— begin Supplied material —

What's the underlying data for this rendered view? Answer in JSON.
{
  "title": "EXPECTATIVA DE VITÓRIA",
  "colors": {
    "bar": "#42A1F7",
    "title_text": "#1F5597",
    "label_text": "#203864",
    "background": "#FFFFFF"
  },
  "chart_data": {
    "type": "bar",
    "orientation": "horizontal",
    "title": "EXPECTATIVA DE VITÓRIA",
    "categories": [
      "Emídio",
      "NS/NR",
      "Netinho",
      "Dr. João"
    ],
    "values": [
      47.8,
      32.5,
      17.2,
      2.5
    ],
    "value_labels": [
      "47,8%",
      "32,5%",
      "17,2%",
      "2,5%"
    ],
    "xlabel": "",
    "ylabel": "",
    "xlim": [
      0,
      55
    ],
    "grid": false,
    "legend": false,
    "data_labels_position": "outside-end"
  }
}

— end Supplied material —

Exercise brief:
Write out every record shown above, word for word.

Full answer:
What's the underlying data for this rendered view? Answer in JSON.
{
  "title": "EXPECTATIVA DE VITÓRIA",
  "colors": {
    "bar": "#42A1F7",
    "title_text": "#1F5597",
    "label_text": "#203864",
    "background": "#FFFFFF"
  },
  "chart_data": {
    "type": "bar",
    "orientation": "horizontal",
    "title": "EXPECTATIVA DE VITÓRIA",
    "categories": [
      "Emídio",
      "NS/NR",
      "Netinho",
      "Dr. João"
    ],
    "values": [
      47.8,
      32.5,
      17.2,
      2.5
    ],
    "value_labels": [
      "47,8%",
      "32,5%",
      "17,2%",
      "2,5%"
    ],
    "xlabel": "",
    "ylabel": "",
    "xlim": [
      0,
      55
    ],
    "grid": false,
    "legend": false,
    "data_labels_position": "outside-end"
  }
}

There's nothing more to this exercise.